=== Stated task ===
Every record should be repeated exactly, except that pictures are left out.

Records that describe figures
++++++

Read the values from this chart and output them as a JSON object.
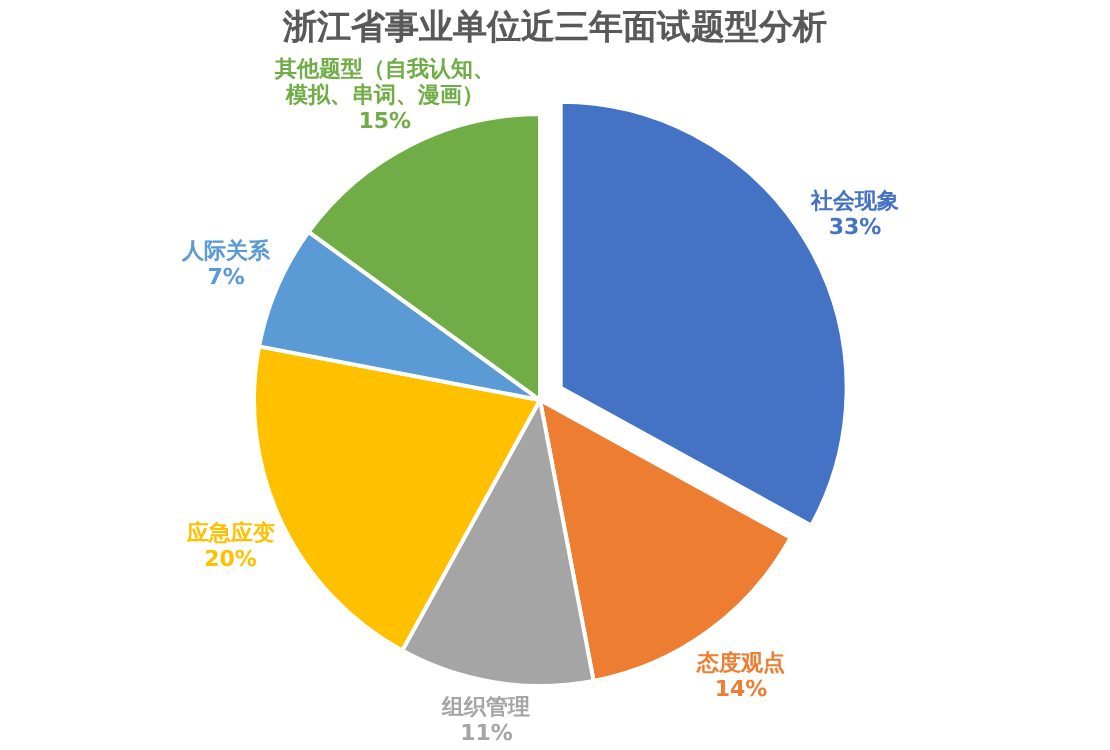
{
  "chart_data": {
    "type": "pie",
    "title": "浙江省事业单位近三年面试题型分析",
    "categories": [
      "社会现象",
      "态度观点",
      "组织管理",
      "应急应变",
      "人际关系",
      "其他题型（自我认知、模拟、串词、漫画）"
    ],
    "values": [
      33,
      14,
      11,
      20,
      7,
      15
    ],
    "colors": [
      "#4472c4",
      "#ed7d31",
      "#a5a5a5",
      "#ffc000",
      "#5b9bd5",
      "#70ad47"
    ],
    "value_labels": [
      "33%",
      "14%",
      "11%",
      "20%",
      "7%",
      "15%"
    ]
  }
}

++++++

=== Exercise output ===
Read the values from this chart and output them as a JSON object.
{
  "chart_data": {
    "type": "pie",
    "title": "浙江省事业单位近三年面试题型分析",
    "categories": [
      "社会现象",
      "态度观点",
      "组织管理",
      "应急应变",
      "人际关系",
      "其他题型（自我认知、模拟、串词、漫画）"
    ],
    "values": [
      33,
      14,
      11,
      20,
      7,
      15
    ],
    "colors": [
      "#4472c4",
      "#ed7d31",
      "#a5a5a5",
      "#ffc000",
      "#5b9bd5",
      "#70ad47"
    ],
    "value_labels": [
      "33%",
      "14%",
      "11%",
      "20%",
      "7%",
      "15%"
    ]
  }
}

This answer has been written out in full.